EXERCISE PROMPT: Provide an exact reproduction of every entry.

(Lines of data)
============
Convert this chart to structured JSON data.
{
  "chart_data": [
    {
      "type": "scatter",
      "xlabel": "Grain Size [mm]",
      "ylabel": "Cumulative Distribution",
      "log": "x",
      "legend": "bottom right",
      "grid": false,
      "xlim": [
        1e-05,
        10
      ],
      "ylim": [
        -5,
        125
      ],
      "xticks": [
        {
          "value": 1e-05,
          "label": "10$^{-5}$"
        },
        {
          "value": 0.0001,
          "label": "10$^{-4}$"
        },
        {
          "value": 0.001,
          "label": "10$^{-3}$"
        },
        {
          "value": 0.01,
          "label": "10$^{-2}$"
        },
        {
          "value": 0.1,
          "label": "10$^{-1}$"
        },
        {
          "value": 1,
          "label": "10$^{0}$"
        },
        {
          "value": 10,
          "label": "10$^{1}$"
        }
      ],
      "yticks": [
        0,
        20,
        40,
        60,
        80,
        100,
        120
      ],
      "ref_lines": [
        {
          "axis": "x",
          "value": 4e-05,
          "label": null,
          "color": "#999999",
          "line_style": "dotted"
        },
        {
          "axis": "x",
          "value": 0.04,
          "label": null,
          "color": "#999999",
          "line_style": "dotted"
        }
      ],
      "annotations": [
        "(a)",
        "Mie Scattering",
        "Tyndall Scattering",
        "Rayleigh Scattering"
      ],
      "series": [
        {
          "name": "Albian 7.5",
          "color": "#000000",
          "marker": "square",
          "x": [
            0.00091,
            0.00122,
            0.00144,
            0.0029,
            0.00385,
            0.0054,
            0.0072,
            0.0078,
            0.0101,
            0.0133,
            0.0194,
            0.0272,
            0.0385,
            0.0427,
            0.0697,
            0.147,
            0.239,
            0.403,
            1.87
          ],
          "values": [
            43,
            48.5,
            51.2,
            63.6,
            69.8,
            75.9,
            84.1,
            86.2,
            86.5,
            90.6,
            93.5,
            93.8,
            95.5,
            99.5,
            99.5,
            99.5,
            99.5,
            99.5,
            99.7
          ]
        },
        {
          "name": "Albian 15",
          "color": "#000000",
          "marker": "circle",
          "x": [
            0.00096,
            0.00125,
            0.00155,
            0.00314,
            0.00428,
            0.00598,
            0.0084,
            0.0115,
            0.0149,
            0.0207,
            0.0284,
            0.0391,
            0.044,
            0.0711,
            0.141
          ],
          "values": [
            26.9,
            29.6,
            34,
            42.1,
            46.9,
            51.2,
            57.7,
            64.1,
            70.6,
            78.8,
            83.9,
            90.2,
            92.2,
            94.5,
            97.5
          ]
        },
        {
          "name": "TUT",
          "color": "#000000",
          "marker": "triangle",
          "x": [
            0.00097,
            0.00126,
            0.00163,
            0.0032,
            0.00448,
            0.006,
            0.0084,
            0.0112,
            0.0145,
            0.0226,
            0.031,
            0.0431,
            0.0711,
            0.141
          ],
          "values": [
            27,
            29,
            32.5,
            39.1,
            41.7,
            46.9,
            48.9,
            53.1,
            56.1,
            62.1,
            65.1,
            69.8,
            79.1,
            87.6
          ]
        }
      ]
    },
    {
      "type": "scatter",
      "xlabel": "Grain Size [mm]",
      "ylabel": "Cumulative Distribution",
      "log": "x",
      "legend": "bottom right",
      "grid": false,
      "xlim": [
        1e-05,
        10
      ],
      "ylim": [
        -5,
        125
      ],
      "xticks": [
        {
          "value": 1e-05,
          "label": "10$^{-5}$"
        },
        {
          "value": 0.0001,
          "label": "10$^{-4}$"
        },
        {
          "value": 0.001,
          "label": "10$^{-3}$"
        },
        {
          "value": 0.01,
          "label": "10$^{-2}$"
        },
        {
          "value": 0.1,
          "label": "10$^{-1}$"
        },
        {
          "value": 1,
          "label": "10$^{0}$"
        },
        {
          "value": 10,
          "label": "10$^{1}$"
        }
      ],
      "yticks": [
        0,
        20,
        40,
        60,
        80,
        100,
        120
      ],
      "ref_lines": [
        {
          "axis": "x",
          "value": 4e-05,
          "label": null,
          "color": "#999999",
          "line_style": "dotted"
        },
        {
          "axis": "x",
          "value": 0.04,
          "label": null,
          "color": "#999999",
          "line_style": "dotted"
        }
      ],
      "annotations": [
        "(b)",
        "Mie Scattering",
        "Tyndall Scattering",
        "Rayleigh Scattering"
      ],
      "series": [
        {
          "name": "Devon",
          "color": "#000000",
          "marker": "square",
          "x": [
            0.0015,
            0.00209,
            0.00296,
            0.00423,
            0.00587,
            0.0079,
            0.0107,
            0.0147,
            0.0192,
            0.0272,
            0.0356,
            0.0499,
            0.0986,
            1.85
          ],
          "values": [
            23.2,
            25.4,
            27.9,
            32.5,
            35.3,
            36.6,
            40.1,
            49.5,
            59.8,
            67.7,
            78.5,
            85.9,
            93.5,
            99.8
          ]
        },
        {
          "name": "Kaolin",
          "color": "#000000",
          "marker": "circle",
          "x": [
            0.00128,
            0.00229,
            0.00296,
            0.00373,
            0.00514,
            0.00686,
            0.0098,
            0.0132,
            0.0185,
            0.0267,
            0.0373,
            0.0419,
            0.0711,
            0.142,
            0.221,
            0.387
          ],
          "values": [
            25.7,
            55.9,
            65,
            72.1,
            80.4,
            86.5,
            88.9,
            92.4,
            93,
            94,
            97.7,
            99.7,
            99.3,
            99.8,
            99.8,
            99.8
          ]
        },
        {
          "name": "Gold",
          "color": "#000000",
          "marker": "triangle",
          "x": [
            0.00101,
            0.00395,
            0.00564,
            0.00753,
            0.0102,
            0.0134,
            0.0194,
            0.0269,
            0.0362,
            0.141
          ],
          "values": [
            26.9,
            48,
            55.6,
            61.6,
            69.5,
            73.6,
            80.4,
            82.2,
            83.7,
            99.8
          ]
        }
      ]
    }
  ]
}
============
FINAL RESULT:
Convert this chart to structured JSON data.
{
  "chart_data": [
    {
      "type": "scatter",
      "xlabel": "Grain Size [mm]",
      "ylabel": "Cumulative Distribution",
      "log": "x",
      "legend": "bottom right",
      "grid": false,
      "xlim": [
        1e-05,
        10
      ],
      "ylim": [
        -5,
        125
      ],
      "xticks": [
        {
          "value": 1e-05,
          "label": "10$^{-5}$"
        },
        {
          "value": 0.0001,
          "label": "10$^{-4}$"
        },
        {
          "value": 0.001,
          "label": "10$^{-3}$"
        },
        {
          "value": 0.01,
          "label": "10$^{-2}$"
        },
        {
          "value": 0.1,
          "label": "10$^{-1}$"
        },
        {
          "value": 1,
          "label": "10$^{0}$"
        },
        {
          "value": 10,
          "label": "10$^{1}$"
        }
      ],
      "yticks": [
        0,
        20,
        40,
        60,
        80,
        100,
        120
      ],
      "ref_lines": [
        {
          "axis": "x",
          "value": 4e-05,
          "label": null,
          "color": "#999999",
          "line_style": "dotted"
        },
        {
          "axis": "x",
          "value": 0.04,
          "label": null,
          "color": "#999999",
          "line_style": "dotted"
        }
      ],
      "annotations": [
        "(a)",
        "Mie Scattering",
        "Tyndall Scattering",
        "Rayleigh Scattering"
      ],
      "series": [
        {
          "name": "Albian 7.5",
          "color": "#000000",
          "marker": "square",
          "x": [
            0.00091,
            0.00122,
            0.00144,
            0.0029,
            0.00385,
            0.0054,
            0.0072,
            0.0078,
            0.0101,
            0.0133,
            0.0194,
            0.0272,
            0.0385,
            0.0427,
            0.0697,
            0.147,
            0.239,
            0.403,
            1.87
          ],
          "values": [
            43,
            48.5,
            51.2,
            63.6,
            69.8,
            75.9,
            84.1,
            86.2,
            86.5,
            90.6,
            93.5,
            93.8,
            95.5,
            99.5,
            99.5,
            99.5,
            99.5,
            99.5,
            99.7
          ]
        },
        {
          "name": "Albian 15",
          "color": "#000000",
          "marker": "circle",
          "x": [
            0.00096,
            0.00125,
            0.00155,
            0.00314,
            0.00428,
            0.00598,
            0.0084,
            0.0115,
            0.0149,
            0.0207,
            0.0284,
            0.0391,
            0.044,
            0.0711,
            0.141
          ],
          "values": [
            26.9,
            29.6,
            34,
            42.1,
            46.9,
            51.2,
            57.7,
            64.1,
            70.6,
            78.8,
            83.9,
            90.2,
            92.2,
            94.5,
            97.5
          ]
        },
        {
          "name": "TUT",
          "color": "#000000",
          "marker": "triangle",
          "x": [
            0.00097,
            0.00126,
            0.00163,
            0.0032,
            0.00448,
            0.006,
            0.0084,
            0.0112,
            0.0145,
            0.0226,
            0.031,
            0.0431,
            0.0711,
            0.141
          ],
          "values": [
            27,
            29,
            32.5,
            39.1,
            41.7,
            46.9,
            48.9,
            53.1,
            56.1,
            62.1,
            65.1,
            69.8,
            79.1,
            87.6
          ]
        }
      ]
    },
    {
      "type": "scatter",
      "xlabel": "Grain Size [mm]",
      "ylabel": "Cumulative Distribution",
      "log": "x",
      "legend": "bottom right",
      "grid": false,
      "xlim": [
        1e-05,
        10
      ],
      "ylim": [
        -5,
        125
      ],
      "xticks": [
        {
          "value": 1e-05,
          "label": "10$^{-5}$"
        },
        {
          "value": 0.0001,
          "label": "10$^{-4}$"
        },
        {
          "value": 0.001,
          "label": "10$^{-3}$"
        },
        {
          "value": 0.01,
          "label": "10$^{-2}$"
        },
        {
          "value": 0.1,
          "label": "10$^{-1}$"
        },
        {
          "value": 1,
          "label": "10$^{0}$"
        },
        {
          "value": 10,
          "label": "10$^{1}$"
        }
      ],
      "yticks": [
        0,
        20,
        40,
        60,
        80,
        100,
        120
      ],
      "ref_lines": [
        {
          "axis": "x",
          "value": 4e-05,
          "label": null,
          "color": "#999999",
          "line_style": "dotted"
        },
        {
          "axis": "x",
          "value": 0.04,
          "label": null,
          "color": "#999999",
          "line_style": "dotted"
        }
      ],
      "annotations": [
        "(b)",
        "Mie Scattering",
        "Tyndall Scattering",
        "Rayleigh Scattering"
      ],
      "series": [
        {
          "name": "Devon",
          "color": "#000000",
          "marker": "square",
          "x": [
            0.0015,
            0.00209,
            0.00296,
            0.00423,
            0.00587,
            0.0079,
            0.0107,
            0.0147,
            0.0192,
            0.0272,
            0.0356,
            0.0499,
            0.0986,
            1.85
          ],
          "values": [
            23.2,
            25.4,
            27.9,
            32.5,
            35.3,
            36.6,
            40.1,
            49.5,
            59.8,
            67.7,
            78.5,
            85.9,
            93.5,
            99.8
          ]
        },
        {
          "name": "Kaolin",
          "color": "#000000",
          "marker": "circle",
          "x": [
            0.00128,
            0.00229,
            0.00296,
            0.00373,
            0.00514,
            0.00686,
            0.0098,
            0.0132,
            0.0185,
            0.0267,
            0.0373,
            0.0419,
            0.0711,
            0.142,
            0.221,
            0.387
          ],
          "values": [
            25.7,
            55.9,
            65,
            72.1,
            80.4,
            86.5,
            88.9,
            92.4,
            93,
            94,
            97.7,
            99.7,
            99.3,
            99.8,
            99.8,
            99.8
          ]
        },
        {
          "name": "Gold",
          "color": "#000000",
          "marker": "triangle",
          "x": [
            0.00101,
            0.00395,
            0.00564,
            0.00753,
            0.0102,
            0.0134,
            0.0194,
            0.0269,
            0.0362,
            0.141
          ],
          "values": [
            26.9,
            48,
            55.6,
            61.6,
            69.5,
            73.6,
            80.4,
            82.2,
            83.7,
            99.8
          ]
        }
      ]
    }
  ]
}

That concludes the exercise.